_Job_
Copy every line from the material below that holds "Mississippi".
[START Task inputs]
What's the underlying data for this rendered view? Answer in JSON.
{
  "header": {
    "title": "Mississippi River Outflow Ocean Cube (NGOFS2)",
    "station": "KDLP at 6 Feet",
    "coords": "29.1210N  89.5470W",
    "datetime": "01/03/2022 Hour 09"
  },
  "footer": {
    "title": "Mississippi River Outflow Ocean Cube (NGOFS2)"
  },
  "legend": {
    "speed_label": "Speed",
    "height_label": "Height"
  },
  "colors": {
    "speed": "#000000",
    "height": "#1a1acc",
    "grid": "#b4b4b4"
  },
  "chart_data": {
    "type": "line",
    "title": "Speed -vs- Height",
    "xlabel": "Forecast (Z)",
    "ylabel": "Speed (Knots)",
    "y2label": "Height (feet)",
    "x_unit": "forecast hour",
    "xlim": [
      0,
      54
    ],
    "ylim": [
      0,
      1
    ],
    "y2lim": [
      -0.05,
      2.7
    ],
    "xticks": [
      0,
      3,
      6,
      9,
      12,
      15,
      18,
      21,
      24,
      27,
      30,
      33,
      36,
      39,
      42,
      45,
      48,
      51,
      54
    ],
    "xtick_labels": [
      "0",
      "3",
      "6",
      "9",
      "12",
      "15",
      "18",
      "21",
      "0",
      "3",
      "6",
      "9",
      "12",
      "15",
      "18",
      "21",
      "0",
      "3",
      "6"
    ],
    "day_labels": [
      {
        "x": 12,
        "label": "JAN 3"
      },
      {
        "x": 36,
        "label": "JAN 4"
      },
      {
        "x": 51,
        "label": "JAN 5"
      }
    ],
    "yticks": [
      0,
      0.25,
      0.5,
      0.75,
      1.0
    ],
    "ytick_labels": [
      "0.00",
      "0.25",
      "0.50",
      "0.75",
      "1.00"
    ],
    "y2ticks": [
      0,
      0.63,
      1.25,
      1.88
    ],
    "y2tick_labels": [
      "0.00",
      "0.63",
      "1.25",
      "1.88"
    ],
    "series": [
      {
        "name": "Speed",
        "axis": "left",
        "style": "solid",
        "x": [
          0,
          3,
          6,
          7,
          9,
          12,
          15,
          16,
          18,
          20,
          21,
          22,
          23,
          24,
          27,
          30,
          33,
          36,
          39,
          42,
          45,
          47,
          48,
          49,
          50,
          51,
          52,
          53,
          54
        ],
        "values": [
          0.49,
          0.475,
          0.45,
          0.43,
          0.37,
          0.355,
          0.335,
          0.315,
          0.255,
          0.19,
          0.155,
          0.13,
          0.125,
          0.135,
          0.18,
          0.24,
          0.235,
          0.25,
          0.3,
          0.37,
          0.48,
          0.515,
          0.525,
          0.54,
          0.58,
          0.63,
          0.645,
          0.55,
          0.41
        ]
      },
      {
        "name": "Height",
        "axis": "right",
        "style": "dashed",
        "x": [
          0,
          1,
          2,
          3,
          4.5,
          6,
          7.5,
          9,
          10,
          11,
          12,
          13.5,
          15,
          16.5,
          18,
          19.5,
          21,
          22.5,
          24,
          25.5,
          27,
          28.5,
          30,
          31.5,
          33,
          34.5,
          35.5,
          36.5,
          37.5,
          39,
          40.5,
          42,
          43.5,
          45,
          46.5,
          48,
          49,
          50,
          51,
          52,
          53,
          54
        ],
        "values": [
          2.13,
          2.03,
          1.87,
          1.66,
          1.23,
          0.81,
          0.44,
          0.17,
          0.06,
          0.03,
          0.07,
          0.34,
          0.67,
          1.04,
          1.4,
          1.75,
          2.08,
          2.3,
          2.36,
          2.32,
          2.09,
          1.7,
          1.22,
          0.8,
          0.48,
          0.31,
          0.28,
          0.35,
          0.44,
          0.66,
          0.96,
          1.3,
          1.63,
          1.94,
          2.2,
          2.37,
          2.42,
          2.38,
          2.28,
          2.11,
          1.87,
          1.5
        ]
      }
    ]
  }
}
[END Task inputs]
_Solution to this task_
    "title": "Mississippi River Outflow Ocean Cube (NGOFS2)",
    "title": "Mississippi River Outflow Ocean Cube (NGOFS2)"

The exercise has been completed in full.